REQUIREMENT:
How many lines of the data include the string "ENABLE"? State the number and nothing else.

[Dataset records]
- - - - -

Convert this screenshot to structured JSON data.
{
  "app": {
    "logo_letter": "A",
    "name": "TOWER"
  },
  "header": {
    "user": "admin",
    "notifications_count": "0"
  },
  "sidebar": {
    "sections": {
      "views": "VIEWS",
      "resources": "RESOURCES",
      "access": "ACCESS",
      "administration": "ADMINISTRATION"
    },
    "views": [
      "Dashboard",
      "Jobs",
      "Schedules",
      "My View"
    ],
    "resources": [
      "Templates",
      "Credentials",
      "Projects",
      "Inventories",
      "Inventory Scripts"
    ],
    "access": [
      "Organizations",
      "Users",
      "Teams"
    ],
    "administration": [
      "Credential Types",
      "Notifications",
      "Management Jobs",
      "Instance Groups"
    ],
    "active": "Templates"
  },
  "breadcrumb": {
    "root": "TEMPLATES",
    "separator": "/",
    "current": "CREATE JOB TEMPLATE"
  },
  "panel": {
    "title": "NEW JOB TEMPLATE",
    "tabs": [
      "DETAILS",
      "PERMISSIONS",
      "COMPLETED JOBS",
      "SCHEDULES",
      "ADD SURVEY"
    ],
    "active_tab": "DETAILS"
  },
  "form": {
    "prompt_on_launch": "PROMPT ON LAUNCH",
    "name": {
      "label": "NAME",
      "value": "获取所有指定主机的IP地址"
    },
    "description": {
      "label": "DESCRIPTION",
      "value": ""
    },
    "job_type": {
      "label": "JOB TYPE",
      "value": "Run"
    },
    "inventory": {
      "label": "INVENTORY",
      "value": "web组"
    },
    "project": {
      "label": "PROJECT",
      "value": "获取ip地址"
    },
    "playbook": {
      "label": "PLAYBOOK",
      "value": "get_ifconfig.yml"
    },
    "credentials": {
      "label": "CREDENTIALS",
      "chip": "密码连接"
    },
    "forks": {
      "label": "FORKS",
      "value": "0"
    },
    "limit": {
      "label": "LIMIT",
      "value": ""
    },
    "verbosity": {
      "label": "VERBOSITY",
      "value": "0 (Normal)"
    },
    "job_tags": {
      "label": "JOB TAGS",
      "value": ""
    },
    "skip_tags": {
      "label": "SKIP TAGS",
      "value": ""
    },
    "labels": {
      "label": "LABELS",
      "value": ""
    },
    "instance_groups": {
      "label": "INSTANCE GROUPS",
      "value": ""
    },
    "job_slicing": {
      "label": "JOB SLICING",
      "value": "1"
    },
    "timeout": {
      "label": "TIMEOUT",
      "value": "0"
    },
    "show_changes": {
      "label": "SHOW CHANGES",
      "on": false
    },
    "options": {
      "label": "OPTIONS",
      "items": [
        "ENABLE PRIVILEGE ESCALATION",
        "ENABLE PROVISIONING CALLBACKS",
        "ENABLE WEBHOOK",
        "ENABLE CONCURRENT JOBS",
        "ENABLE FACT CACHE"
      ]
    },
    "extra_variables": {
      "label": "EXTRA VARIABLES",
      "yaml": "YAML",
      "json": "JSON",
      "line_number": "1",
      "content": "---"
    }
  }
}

- - - - -

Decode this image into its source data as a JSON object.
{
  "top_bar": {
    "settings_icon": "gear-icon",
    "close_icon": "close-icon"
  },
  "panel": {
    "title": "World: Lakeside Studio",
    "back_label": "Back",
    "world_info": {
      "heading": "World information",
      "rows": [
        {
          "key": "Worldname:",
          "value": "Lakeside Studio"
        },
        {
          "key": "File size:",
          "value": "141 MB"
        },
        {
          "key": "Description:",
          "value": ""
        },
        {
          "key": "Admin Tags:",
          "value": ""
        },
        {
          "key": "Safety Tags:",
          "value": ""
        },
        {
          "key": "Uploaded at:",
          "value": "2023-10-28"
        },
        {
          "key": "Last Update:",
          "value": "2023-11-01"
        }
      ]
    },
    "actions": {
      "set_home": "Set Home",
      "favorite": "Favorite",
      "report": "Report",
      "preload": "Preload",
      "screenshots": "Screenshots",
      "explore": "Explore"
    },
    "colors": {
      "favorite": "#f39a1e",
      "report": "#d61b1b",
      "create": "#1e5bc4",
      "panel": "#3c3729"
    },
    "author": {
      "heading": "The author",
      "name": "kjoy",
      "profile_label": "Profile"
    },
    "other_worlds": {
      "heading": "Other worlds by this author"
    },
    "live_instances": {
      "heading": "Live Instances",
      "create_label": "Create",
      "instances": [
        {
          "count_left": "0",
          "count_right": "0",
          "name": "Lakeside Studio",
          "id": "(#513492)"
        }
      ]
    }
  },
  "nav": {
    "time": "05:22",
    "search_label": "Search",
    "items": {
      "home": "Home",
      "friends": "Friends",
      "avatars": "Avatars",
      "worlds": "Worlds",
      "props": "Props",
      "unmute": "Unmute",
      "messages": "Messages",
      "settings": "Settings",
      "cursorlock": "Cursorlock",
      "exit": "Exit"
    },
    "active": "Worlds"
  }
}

- - - - -

WRITTEN RESPONSE:
5